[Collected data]
........
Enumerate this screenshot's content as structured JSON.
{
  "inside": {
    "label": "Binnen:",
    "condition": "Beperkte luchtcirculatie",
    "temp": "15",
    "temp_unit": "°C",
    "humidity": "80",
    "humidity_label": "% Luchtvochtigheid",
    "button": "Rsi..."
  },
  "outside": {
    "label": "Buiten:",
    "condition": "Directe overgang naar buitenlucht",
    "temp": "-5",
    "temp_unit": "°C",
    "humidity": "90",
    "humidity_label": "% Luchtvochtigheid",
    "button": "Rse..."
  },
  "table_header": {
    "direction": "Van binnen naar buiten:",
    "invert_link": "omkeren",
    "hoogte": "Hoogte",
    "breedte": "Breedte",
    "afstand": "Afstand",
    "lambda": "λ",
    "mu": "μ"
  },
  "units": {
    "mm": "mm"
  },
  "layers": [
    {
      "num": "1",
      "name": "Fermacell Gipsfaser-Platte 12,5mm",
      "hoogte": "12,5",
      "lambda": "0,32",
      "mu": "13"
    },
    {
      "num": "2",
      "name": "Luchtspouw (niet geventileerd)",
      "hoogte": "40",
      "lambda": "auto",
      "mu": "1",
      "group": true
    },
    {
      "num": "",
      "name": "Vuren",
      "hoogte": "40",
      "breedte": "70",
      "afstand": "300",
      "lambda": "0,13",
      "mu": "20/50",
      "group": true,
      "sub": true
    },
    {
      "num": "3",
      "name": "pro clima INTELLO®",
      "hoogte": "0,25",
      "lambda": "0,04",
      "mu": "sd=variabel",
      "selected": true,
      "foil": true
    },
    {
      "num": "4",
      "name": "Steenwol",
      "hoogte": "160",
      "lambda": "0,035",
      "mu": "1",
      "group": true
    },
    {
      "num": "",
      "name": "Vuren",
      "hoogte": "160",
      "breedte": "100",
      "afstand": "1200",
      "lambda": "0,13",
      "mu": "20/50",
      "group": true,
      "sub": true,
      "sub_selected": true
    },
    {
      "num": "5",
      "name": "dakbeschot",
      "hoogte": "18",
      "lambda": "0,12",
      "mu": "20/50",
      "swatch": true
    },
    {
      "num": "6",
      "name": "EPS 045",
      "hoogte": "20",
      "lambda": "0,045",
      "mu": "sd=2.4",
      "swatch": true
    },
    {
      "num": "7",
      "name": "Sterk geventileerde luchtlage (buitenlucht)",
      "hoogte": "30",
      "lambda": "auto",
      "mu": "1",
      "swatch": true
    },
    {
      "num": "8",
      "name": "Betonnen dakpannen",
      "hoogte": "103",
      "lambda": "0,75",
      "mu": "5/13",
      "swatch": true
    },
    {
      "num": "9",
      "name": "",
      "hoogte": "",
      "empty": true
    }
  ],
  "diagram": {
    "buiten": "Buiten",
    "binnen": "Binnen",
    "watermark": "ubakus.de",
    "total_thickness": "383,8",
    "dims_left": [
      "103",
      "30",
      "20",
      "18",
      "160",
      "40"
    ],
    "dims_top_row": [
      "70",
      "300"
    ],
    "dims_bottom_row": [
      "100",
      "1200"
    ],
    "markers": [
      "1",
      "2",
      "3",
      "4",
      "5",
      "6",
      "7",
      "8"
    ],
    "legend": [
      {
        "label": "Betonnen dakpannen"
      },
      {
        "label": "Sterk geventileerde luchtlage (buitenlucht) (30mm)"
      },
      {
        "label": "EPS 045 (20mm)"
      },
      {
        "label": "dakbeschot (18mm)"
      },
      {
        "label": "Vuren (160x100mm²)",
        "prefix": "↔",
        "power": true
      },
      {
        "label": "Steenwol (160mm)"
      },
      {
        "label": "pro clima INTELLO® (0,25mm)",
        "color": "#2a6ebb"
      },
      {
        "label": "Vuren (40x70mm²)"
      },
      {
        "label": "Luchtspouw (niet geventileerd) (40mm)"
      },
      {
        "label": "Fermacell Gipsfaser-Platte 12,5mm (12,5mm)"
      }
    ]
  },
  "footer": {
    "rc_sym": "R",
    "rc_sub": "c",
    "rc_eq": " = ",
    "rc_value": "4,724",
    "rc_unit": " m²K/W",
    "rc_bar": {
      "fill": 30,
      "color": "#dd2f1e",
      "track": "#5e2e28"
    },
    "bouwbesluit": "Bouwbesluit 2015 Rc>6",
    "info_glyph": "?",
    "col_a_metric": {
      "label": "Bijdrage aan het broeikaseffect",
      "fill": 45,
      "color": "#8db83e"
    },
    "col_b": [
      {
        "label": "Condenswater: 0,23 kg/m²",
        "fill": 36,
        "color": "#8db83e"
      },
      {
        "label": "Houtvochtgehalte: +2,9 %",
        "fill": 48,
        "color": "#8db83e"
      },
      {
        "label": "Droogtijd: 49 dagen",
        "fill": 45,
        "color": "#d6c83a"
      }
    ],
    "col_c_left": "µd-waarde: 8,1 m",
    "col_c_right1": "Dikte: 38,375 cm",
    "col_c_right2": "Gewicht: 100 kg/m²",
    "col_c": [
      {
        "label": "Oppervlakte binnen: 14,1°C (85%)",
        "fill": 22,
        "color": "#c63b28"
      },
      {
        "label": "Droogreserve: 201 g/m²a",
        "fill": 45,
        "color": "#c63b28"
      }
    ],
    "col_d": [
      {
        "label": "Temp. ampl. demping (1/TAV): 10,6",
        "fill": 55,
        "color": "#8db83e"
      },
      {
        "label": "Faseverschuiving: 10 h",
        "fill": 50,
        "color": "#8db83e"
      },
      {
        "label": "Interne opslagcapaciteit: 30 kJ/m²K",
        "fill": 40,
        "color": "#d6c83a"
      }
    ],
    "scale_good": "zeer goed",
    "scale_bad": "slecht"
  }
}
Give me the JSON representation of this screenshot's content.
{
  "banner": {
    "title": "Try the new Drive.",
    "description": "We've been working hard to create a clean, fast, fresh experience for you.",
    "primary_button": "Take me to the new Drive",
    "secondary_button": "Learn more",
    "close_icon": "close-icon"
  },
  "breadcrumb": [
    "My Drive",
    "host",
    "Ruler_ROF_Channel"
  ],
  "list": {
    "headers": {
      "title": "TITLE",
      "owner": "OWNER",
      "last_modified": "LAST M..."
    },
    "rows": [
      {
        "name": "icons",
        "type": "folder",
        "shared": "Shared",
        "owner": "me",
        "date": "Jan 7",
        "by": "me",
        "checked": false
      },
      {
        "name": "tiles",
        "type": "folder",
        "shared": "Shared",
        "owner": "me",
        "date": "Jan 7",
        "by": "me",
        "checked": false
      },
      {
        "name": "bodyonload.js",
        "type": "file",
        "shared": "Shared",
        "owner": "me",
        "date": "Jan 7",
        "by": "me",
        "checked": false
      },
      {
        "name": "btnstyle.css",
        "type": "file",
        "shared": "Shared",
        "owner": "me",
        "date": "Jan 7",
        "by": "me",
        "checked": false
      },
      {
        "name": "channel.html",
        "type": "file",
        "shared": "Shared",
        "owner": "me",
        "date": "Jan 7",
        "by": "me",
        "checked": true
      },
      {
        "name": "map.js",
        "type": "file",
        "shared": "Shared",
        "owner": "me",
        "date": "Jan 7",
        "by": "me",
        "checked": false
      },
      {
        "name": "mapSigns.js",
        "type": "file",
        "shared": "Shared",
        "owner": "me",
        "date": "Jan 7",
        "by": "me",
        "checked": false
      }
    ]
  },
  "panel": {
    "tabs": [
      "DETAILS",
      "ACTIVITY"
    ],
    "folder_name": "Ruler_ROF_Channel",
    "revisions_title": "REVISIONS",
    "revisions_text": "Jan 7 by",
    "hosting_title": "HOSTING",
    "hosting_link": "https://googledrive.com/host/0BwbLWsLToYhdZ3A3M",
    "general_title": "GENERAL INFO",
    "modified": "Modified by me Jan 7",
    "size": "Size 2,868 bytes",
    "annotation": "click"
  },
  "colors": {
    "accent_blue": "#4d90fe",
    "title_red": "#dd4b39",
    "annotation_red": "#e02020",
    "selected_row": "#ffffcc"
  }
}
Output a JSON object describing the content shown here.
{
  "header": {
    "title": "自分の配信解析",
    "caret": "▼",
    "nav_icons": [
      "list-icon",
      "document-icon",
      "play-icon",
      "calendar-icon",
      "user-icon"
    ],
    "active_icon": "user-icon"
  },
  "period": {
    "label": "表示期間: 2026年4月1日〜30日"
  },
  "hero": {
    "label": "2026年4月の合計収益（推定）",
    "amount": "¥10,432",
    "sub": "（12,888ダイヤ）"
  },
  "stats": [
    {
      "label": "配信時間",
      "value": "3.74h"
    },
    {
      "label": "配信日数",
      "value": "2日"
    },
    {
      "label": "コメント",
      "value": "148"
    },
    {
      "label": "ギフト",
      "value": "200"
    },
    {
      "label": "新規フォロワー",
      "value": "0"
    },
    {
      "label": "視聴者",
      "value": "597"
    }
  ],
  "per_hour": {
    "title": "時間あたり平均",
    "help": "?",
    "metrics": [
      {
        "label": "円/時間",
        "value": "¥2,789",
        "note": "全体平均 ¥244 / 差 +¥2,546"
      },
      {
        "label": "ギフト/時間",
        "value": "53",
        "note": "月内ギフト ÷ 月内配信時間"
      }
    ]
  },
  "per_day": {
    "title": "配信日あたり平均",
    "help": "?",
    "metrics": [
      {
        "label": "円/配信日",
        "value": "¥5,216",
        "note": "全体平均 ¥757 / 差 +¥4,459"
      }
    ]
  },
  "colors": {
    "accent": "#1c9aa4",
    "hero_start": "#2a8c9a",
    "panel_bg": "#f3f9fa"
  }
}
........
* What you will do
Locate the word "INTELLO" in the records and collect each line it appears in.

* Answer for the task
      "name": "pro clima INTELLO®",
        "label": "pro clima INTELLO® (0,25mm)",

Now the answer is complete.